▸ ITEMS
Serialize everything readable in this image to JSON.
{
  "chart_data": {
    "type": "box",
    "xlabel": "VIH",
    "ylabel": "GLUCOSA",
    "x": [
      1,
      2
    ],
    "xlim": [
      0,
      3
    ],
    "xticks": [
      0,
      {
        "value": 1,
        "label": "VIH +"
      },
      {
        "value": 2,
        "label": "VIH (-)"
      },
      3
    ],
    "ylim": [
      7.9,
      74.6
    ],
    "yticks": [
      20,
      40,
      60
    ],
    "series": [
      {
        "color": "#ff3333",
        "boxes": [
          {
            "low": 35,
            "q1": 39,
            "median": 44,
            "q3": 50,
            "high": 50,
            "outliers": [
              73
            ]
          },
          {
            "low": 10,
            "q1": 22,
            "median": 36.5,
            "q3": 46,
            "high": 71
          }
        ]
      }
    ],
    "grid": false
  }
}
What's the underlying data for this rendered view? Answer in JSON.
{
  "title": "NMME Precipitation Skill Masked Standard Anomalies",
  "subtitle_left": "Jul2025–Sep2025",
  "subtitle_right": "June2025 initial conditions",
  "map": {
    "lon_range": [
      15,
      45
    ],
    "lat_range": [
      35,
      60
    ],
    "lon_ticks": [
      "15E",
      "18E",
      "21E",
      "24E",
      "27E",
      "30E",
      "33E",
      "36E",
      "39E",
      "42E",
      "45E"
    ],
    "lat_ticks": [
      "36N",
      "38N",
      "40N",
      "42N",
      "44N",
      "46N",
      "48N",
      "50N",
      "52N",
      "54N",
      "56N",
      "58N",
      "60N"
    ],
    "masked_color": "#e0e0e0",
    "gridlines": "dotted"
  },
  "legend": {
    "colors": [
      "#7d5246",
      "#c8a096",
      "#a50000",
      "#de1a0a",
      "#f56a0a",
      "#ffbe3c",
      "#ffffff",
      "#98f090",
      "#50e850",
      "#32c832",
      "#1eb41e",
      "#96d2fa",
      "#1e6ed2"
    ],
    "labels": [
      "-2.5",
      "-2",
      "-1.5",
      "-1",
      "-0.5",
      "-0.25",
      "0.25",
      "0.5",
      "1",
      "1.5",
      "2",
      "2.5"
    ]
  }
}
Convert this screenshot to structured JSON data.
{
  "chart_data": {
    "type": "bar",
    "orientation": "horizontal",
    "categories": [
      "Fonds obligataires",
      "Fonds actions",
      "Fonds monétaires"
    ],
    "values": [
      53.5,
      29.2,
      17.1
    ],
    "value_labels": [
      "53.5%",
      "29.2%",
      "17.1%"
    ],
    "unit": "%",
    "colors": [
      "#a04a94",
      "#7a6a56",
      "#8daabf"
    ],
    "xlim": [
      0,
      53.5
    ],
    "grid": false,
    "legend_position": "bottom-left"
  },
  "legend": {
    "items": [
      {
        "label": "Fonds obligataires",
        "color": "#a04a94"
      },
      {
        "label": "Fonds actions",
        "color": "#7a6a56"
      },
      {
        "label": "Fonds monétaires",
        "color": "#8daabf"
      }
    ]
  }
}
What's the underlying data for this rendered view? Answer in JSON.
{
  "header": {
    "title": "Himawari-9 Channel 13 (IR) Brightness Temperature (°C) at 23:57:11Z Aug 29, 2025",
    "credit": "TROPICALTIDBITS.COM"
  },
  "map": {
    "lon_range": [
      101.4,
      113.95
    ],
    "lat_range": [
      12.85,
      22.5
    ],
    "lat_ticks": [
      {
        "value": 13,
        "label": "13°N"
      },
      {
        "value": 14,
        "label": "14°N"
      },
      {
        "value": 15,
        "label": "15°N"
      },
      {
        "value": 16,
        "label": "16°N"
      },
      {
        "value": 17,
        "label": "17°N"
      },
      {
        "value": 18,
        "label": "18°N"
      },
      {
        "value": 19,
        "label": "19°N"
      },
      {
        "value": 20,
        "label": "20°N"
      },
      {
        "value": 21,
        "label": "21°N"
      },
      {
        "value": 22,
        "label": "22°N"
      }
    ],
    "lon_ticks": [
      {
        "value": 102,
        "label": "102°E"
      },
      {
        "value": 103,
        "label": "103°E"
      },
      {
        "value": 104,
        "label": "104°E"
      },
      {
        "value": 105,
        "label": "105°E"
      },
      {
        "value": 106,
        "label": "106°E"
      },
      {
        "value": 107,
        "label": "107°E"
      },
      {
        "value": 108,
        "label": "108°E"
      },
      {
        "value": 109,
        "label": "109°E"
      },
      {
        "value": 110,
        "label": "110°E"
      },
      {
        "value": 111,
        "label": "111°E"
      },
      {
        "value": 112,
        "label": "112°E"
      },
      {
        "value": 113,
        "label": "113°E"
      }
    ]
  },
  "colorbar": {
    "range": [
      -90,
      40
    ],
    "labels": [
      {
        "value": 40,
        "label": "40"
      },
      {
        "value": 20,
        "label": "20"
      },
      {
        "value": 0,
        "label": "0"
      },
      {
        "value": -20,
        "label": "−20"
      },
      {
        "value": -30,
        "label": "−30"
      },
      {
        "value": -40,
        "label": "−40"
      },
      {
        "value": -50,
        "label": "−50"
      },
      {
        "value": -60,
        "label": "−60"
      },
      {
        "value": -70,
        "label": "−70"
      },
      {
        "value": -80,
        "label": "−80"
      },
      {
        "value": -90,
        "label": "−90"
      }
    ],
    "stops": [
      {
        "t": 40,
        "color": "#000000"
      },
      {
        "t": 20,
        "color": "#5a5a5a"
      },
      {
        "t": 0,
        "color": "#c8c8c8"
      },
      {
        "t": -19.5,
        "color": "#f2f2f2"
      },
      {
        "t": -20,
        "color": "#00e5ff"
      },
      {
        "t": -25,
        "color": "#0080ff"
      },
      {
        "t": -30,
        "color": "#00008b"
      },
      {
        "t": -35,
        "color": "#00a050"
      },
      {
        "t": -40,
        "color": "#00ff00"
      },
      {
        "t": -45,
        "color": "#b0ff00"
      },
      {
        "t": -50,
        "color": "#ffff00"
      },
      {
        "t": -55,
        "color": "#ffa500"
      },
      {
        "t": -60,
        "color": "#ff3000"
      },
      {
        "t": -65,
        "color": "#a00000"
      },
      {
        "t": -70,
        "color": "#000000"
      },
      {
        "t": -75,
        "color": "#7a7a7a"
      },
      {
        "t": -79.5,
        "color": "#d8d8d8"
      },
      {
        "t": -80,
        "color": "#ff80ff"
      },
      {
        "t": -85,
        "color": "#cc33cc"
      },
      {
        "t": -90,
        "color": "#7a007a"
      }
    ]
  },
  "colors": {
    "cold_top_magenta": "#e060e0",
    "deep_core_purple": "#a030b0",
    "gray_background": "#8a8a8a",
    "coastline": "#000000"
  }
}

▸ EXERCISE
Return each entry from above without altering a single character.

▸ FULL RESPONSE
Serialize everything readable in this image to JSON.
{
  "chart_data": {
    "type": "box",
    "xlabel": "VIH",
    "ylabel": "GLUCOSA",
    "x": [
      1,
      2
    ],
    "xlim": [
      0,
      3
    ],
    "xticks": [
      0,
      {
        "value": 1,
        "label": "VIH +"
      },
      {
        "value": 2,
        "label": "VIH (-)"
      },
      3
    ],
    "ylim": [
      7.9,
      74.6
    ],
    "yticks": [
      20,
      40,
      60
    ],
    "series": [
      {
        "color": "#ff3333",
        "boxes": [
          {
            "low": 35,
            "q1": 39,
            "median": 44,
            "q3": 50,
            "high": 50,
            "outliers": [
              73
            ]
          },
          {
            "low": 10,
            "q1": 22,
            "median": 36.5,
            "q3": 46,
            "high": 71
          }
        ]
      }
    ],
    "grid": false
  }
}
What's the underlying data for this rendered view? Answer in JSON.
{
  "title": "NMME Precipitation Skill Masked Standard Anomalies",
  "subtitle_left": "Jul2025–Sep2025",
  "subtitle_right": "June2025 initial conditions",
  "map": {
    "lon_range": [
      15,
      45
    ],
    "lat_range": [
      35,
      60
    ],
    "lon_ticks": [
      "15E",
      "18E",
      "21E",
      "24E",
      "27E",
      "30E",
      "33E",
      "36E",
      "39E",
      "42E",
      "45E"
    ],
    "lat_ticks": [
      "36N",
      "38N",
      "40N",
      "42N",
      "44N",
      "46N",
      "48N",
      "50N",
      "52N",
      "54N",
      "56N",
      "58N",
      "60N"
    ],
    "masked_color": "#e0e0e0",
    "gridlines": "dotted"
  },
  "legend": {
    "colors": [
      "#7d5246",
      "#c8a096",
      "#a50000",
      "#de1a0a",
      "#f56a0a",
      "#ffbe3c",
      "#ffffff",
      "#98f090",
      "#50e850",
      "#32c832",
      "#1eb41e",
      "#96d2fa",
      "#1e6ed2"
    ],
    "labels": [
      "-2.5",
      "-2",
      "-1.5",
      "-1",
      "-0.5",
      "-0.25",
      "0.25",
      "0.5",
      "1",
      "1.5",
      "2",
      "2.5"
    ]
  }
}
Convert this screenshot to structured JSON data.
{
  "chart_data": {
    "type": "bar",
    "orientation": "horizontal",
    "categories": [
      "Fonds obligataires",
      "Fonds actions",
      "Fonds monétaires"
    ],
    "values": [
      53.5,
      29.2,
      17.1
    ],
    "value_labels": [
      "53.5%",
      "29.2%",
      "17.1%"
    ],
    "unit": "%",
    "colors": [
      "#a04a94",
      "#7a6a56",
      "#8daabf"
    ],
    "xlim": [
      0,
      53.5
    ],
    "grid": false,
    "legend_position": "bottom-left"
  },
  "legend": {
    "items": [
      {
        "label": "Fonds obligataires",
        "color": "#a04a94"
      },
      {
        "label": "Fonds actions",
        "color": "#7a6a56"
      },
      {
        "label": "Fonds monétaires",
        "color": "#8daabf"
      }
    ]
  }
}
What's the underlying data for this rendered view? Answer in JSON.
{
  "header": {
    "title": "Himawari-9 Channel 13 (IR) Brightness Temperature (°C) at 23:57:11Z Aug 29, 2025",
    "credit": "TROPICALTIDBITS.COM"
  },
  "map": {
    "lon_range": [
      101.4,
      113.95
    ],
    "lat_range": [
      12.85,
      22.5
    ],
    "lat_ticks": [
      {
        "value": 13,
        "label": "13°N"
      },
      {
        "value": 14,
        "label": "14°N"
      },
      {
        "value": 15,
        "label": "15°N"
      },
      {
        "value": 16,
        "label": "16°N"
      },
      {
        "value": 17,
        "label": "17°N"
      },
      {
        "value": 18,
        "label": "18°N"
      },
      {
        "value": 19,
        "label": "19°N"
      },
      {
        "value": 20,
        "label": "20°N"
      },
      {
        "value": 21,
        "label": "21°N"
      },
      {
        "value": 22,
        "label": "22°N"
      }
    ],
    "lon_ticks": [
      {
        "value": 102,
        "label": "102°E"
      },
      {
        "value": 103,
        "label": "103°E"
      },
      {
        "value": 104,
        "label": "104°E"
      },
      {
        "value": 105,
        "label": "105°E"
      },
      {
        "value": 106,
        "label": "106°E"
      },
      {
        "value": 107,
        "label": "107°E"
      },
      {
        "value": 108,
        "label": "108°E"
      },
      {
        "value": 109,
        "label": "109°E"
      },
      {
        "value": 110,
        "label": "110°E"
      },
      {
        "value": 111,
        "label": "111°E"
      },
      {
        "value": 112,
        "label": "112°E"
      },
      {
        "value": 113,
        "label": "113°E"
      }
    ]
  },
  "colorbar": {
    "range": [
      -90,
      40
    ],
    "labels": [
      {
        "value": 40,
        "label": "40"
      },
      {
        "value": 20,
        "label": "20"
      },
      {
        "value": 0,
        "label": "0"
      },
      {
        "value": -20,
        "label": "−20"
      },
      {
        "value": -30,
        "label": "−30"
      },
      {
        "value": -40,
        "label": "−40"
      },
      {
        "value": -50,
        "label": "−50"
      },
      {
        "value": -60,
        "label": "−60"
      },
      {
        "value": -70,
        "label": "−70"
      },
      {
        "value": -80,
        "label": "−80"
      },
      {
        "value": -90,
        "label": "−90"
      }
    ],
    "stops": [
      {
        "t": 40,
        "color": "#000000"
      },
      {
        "t": 20,
        "color": "#5a5a5a"
      },
      {
        "t": 0,
        "color": "#c8c8c8"
      },
      {
        "t": -19.5,
        "color": "#f2f2f2"
      },
      {
        "t": -20,
        "color": "#00e5ff"
      },
      {
        "t": -25,
        "color": "#0080ff"
      },
      {
        "t": -30,
        "color": "#00008b"
      },
      {
        "t": -35,
        "color": "#00a050"
      },
      {
        "t": -40,
        "color": "#00ff00"
      },
      {
        "t": -45,
        "color": "#b0ff00"
      },
      {
        "t": -50,
        "color": "#ffff00"
      },
      {
        "t": -55,
        "color": "#ffa500"
      },
      {
        "t": -60,
        "color": "#ff3000"
      },
      {
        "t": -65,
        "color": "#a00000"
      },
      {
        "t": -70,
        "color": "#000000"
      },
      {
        "t": -75,
        "color": "#7a7a7a"
      },
      {
        "t": -79.5,
        "color": "#d8d8d8"
      },
      {
        "t": -80,
        "color": "#ff80ff"
      },
      {
        "t": -85,
        "color": "#cc33cc"
      },
      {
        "t": -90,
        "color": "#7a007a"
      }
    ]
  },
  "colors": {
    "cold_top_magenta": "#e060e0",
    "deep_core_purple": "#a030b0",
    "gray_background": "#8a8a8a",
    "coastline": "#000000"
  }
}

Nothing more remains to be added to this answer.